▶ Given task
The records should be written out in full, with nothing altered.

▶ Dataset content
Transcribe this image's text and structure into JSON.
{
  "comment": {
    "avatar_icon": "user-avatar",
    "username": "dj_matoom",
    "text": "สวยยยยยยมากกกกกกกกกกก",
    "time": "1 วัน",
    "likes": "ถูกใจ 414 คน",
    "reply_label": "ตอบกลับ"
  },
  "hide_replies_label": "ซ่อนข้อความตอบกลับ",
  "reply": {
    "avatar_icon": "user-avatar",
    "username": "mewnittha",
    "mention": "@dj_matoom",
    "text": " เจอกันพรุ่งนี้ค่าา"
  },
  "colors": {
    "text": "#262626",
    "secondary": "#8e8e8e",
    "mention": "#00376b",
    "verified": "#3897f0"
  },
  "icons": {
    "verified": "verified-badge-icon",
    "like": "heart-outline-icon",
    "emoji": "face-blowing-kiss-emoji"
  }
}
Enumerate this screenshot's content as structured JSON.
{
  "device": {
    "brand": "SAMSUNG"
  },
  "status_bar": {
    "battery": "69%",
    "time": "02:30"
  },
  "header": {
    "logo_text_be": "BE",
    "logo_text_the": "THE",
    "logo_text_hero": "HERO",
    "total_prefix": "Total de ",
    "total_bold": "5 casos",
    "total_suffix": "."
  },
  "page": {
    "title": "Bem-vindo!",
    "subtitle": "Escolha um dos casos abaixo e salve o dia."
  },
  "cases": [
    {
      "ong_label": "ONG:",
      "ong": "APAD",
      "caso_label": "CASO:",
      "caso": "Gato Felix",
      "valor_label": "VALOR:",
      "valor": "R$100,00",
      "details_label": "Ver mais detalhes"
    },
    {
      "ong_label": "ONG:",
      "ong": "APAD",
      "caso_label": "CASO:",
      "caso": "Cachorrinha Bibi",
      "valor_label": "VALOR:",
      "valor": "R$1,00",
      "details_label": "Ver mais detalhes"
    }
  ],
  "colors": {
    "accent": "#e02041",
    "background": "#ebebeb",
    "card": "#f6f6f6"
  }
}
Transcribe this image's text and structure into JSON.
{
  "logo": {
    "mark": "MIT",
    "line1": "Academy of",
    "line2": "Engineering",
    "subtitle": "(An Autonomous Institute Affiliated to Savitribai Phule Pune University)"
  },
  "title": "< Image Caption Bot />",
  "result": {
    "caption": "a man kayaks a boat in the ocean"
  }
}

▶ Written response
Transcribe this image's text and structure into JSON.
{
  "comment": {
    "avatar_icon": "user-avatar",
    "username": "dj_matoom",
    "text": "สวยยยยยยมากกกกกกกกกกก",
    "time": "1 วัน",
    "likes": "ถูกใจ 414 คน",
    "reply_label": "ตอบกลับ"
  },
  "hide_replies_label": "ซ่อนข้อความตอบกลับ",
  "reply": {
    "avatar_icon": "user-avatar",
    "username": "mewnittha",
    "mention": "@dj_matoom",
    "text": " เจอกันพรุ่งนี้ค่าา"
  },
  "colors": {
    "text": "#262626",
    "secondary": "#8e8e8e",
    "mention": "#00376b",
    "verified": "#3897f0"
  },
  "icons": {
    "verified": "verified-badge-icon",
    "like": "heart-outline-icon",
    "emoji": "face-blowing-kiss-emoji"
  }
}
Enumerate this screenshot's content as structured JSON.
{
  "device": {
    "brand": "SAMSUNG"
  },
  "status_bar": {
    "battery": "69%",
    "time": "02:30"
  },
  "header": {
    "logo_text_be": "BE",
    "logo_text_the": "THE",
    "logo_text_hero": "HERO",
    "total_prefix": "Total de ",
    "total_bold": "5 casos",
    "total_suffix": "."
  },
  "page": {
    "title": "Bem-vindo!",
    "subtitle": "Escolha um dos casos abaixo e salve o dia."
  },
  "cases": [
    {
      "ong_label": "ONG:",
      "ong": "APAD",
      "caso_label": "CASO:",
      "caso": "Gato Felix",
      "valor_label": "VALOR:",
      "valor": "R$100,00",
      "details_label": "Ver mais detalhes"
    },
    {
      "ong_label": "ONG:",
      "ong": "APAD",
      "caso_label": "CASO:",
      "caso": "Cachorrinha Bibi",
      "valor_label": "VALOR:",
      "valor": "R$1,00",
      "details_label": "Ver mais detalhes"
    }
  ],
  "colors": {
    "accent": "#e02041",
    "background": "#ebebeb",
    "card": "#f6f6f6"
  }
}
Transcribe this image's text and structure into JSON.
{
  "logo": {
    "mark": "MIT",
    "line1": "Academy of",
    "line2": "Engineering",
    "subtitle": "(An Autonomous Institute Affiliated to Savitribai Phule Pune University)"
  },
  "title": "< Image Caption Bot />",
  "result": {
    "caption": "a man kayaks a boat in the ocean"
  }
}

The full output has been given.